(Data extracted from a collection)
▼

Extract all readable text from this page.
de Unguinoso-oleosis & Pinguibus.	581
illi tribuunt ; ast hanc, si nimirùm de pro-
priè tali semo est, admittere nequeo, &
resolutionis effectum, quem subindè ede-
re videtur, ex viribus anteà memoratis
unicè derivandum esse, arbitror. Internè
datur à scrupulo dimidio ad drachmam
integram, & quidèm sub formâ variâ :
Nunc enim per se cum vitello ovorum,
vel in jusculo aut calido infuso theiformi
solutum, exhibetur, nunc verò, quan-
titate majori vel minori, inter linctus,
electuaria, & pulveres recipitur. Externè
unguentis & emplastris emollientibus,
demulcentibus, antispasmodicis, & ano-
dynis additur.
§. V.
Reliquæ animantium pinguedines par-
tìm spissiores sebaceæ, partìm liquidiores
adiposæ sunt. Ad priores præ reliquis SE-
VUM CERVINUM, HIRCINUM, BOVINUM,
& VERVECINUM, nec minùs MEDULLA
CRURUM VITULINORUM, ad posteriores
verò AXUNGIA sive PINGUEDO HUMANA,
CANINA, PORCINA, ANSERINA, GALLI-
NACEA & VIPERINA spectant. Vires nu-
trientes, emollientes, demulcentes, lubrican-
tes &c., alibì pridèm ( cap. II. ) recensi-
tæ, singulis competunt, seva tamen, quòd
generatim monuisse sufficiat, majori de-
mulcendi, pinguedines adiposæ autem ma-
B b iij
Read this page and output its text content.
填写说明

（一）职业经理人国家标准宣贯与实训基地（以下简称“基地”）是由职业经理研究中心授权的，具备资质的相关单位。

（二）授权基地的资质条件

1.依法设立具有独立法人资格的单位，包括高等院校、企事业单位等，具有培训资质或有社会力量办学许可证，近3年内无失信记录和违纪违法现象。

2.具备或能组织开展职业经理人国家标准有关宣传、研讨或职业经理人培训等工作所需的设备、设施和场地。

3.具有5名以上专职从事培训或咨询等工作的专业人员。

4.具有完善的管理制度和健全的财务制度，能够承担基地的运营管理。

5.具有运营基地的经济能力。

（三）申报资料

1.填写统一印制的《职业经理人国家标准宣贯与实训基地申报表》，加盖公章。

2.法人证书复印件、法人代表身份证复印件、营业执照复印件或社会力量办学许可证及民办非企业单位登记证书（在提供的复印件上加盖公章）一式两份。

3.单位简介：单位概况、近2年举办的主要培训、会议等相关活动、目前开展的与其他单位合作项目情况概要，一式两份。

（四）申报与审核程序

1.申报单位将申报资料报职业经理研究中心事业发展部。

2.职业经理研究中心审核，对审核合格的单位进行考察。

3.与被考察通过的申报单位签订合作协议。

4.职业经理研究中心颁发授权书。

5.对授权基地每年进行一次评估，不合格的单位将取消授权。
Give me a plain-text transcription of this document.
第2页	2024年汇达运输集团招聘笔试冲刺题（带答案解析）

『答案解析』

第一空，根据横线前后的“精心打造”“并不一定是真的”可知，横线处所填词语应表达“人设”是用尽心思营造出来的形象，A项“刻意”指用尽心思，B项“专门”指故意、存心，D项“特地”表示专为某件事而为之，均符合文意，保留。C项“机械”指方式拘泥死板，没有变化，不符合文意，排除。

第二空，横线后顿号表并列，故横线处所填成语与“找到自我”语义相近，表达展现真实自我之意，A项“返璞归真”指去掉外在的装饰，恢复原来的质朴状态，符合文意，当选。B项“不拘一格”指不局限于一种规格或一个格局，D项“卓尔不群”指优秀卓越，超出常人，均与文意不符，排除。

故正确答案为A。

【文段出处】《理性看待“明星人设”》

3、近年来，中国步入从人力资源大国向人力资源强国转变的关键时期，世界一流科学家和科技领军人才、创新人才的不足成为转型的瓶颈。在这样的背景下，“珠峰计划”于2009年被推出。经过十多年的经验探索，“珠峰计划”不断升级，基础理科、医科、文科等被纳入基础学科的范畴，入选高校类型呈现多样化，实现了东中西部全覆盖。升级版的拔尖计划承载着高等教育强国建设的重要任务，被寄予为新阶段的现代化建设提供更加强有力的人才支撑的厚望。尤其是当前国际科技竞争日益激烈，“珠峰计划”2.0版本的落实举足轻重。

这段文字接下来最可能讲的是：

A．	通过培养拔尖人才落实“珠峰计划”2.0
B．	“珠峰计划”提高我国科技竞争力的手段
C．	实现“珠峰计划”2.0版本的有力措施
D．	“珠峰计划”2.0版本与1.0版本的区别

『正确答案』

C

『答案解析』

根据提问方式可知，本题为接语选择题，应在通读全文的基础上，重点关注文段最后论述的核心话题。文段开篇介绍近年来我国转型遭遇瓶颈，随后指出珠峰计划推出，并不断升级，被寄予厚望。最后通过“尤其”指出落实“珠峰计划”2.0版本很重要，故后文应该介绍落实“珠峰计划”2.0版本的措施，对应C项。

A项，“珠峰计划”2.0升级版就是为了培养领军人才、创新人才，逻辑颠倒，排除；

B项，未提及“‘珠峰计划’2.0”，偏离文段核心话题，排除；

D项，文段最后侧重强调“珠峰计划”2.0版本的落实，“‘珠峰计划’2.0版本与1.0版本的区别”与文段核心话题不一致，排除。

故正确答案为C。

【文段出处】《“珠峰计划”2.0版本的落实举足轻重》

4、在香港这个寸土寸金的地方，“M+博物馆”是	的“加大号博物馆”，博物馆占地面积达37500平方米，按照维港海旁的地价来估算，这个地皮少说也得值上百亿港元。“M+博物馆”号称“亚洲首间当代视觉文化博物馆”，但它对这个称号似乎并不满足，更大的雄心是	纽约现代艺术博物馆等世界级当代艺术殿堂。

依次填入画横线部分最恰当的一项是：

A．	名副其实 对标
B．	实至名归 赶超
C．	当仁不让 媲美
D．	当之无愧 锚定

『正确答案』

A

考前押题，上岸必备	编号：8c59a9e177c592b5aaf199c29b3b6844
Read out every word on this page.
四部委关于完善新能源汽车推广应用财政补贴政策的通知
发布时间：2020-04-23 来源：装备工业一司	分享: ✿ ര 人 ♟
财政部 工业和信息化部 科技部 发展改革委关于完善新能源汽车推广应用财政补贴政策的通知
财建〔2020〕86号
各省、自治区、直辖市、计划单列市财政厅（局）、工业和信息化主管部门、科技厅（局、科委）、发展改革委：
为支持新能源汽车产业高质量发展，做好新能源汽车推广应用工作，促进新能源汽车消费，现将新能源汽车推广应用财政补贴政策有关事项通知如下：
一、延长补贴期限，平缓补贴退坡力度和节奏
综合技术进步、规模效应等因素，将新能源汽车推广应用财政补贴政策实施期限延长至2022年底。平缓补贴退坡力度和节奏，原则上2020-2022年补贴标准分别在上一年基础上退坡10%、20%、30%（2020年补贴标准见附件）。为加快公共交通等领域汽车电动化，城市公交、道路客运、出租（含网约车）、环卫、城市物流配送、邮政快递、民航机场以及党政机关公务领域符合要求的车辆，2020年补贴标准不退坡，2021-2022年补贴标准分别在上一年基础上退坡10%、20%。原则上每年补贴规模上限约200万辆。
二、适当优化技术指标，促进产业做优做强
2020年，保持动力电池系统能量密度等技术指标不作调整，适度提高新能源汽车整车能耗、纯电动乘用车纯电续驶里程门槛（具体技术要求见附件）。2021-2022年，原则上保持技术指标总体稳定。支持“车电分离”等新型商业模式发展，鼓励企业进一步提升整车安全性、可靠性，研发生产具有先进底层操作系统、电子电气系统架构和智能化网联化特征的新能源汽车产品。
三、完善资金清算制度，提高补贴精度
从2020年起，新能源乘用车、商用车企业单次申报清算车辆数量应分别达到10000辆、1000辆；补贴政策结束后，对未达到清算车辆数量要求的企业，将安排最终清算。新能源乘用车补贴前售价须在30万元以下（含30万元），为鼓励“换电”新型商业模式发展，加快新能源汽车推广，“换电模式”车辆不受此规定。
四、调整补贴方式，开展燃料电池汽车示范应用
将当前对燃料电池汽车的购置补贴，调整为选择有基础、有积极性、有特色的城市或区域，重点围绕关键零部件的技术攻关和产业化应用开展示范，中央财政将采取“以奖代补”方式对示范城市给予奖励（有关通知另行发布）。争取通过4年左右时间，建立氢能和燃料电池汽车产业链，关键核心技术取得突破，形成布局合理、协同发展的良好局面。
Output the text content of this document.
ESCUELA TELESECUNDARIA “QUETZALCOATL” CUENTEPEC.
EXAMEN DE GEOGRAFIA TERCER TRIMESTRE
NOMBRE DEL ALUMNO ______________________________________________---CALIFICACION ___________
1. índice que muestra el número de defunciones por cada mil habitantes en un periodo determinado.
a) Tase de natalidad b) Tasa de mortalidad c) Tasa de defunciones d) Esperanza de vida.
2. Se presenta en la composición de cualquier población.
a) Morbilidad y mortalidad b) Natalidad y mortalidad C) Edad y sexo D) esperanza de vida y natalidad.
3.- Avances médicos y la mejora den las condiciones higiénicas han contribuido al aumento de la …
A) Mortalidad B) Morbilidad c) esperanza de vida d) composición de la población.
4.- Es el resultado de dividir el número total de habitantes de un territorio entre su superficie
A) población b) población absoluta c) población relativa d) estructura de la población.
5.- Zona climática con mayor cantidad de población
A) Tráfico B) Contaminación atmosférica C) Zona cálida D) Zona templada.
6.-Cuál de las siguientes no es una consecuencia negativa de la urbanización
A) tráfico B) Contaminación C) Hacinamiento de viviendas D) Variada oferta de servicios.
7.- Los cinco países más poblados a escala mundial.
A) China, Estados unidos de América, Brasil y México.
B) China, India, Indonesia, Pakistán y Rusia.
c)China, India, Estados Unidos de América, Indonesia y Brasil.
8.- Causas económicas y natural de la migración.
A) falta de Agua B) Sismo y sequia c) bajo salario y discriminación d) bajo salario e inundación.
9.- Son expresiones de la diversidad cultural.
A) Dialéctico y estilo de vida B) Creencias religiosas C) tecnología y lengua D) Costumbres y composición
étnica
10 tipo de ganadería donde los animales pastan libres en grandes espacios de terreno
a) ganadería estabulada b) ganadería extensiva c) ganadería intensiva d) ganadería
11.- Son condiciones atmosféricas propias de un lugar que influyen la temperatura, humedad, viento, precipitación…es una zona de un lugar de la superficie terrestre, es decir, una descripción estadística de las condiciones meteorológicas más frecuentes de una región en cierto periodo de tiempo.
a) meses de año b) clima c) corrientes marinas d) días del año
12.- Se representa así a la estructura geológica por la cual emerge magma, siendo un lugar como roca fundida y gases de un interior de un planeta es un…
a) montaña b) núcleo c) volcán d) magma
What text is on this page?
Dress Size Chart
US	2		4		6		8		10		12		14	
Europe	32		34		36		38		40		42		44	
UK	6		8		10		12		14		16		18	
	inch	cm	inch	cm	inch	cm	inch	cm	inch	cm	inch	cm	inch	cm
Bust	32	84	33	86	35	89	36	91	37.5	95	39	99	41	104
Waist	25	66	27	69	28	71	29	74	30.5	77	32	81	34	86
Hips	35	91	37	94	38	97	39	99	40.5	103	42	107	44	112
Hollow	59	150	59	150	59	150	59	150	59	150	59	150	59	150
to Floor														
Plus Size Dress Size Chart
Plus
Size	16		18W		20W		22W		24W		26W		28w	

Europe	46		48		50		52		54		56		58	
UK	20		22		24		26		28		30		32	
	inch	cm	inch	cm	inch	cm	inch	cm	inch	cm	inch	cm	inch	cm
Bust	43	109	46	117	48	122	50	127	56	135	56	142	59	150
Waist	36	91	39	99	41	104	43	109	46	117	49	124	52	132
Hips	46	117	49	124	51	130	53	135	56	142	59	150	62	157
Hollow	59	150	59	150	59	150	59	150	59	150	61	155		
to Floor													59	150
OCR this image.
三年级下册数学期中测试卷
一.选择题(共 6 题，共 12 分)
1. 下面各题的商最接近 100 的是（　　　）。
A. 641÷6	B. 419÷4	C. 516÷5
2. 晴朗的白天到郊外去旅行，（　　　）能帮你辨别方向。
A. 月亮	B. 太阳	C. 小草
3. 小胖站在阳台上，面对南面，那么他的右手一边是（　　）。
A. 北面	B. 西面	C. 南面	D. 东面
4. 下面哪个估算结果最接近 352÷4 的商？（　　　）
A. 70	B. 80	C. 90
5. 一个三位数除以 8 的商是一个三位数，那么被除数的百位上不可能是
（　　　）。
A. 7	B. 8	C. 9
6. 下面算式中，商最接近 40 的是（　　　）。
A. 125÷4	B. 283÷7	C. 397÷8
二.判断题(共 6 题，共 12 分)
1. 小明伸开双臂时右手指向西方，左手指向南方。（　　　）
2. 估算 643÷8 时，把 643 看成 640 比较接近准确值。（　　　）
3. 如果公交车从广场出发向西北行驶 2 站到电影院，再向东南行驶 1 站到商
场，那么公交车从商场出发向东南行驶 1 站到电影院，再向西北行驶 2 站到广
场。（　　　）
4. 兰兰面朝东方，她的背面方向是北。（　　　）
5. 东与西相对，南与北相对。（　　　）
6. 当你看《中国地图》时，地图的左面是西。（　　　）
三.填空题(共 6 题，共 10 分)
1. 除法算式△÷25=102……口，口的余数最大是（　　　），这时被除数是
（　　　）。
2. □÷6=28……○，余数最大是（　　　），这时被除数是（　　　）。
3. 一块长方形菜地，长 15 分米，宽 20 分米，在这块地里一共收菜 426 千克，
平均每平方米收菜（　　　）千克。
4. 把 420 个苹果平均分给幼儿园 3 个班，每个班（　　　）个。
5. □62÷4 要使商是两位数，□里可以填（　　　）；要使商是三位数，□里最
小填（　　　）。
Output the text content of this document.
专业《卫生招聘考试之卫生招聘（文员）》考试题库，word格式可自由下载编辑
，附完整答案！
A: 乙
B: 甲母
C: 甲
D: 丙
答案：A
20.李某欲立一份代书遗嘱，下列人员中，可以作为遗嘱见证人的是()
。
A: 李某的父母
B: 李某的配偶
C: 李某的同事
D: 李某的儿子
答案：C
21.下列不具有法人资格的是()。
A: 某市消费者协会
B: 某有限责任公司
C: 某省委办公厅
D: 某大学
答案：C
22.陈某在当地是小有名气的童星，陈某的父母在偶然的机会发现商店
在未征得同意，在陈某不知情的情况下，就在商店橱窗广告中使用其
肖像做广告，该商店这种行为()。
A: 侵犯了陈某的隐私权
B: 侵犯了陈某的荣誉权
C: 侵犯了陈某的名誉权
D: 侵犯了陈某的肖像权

▲

> **WHAT TO DO**: For each line of the listing that holds the word "número", show that line.

> **RESPONSE TO THIS EXERCISE**:
1. índice que muestra el número de defunciones por cada mil habitantes en un periodo determinado.
4.- Es el resultado de dividir el número total de habitantes de un territorio entre su superficie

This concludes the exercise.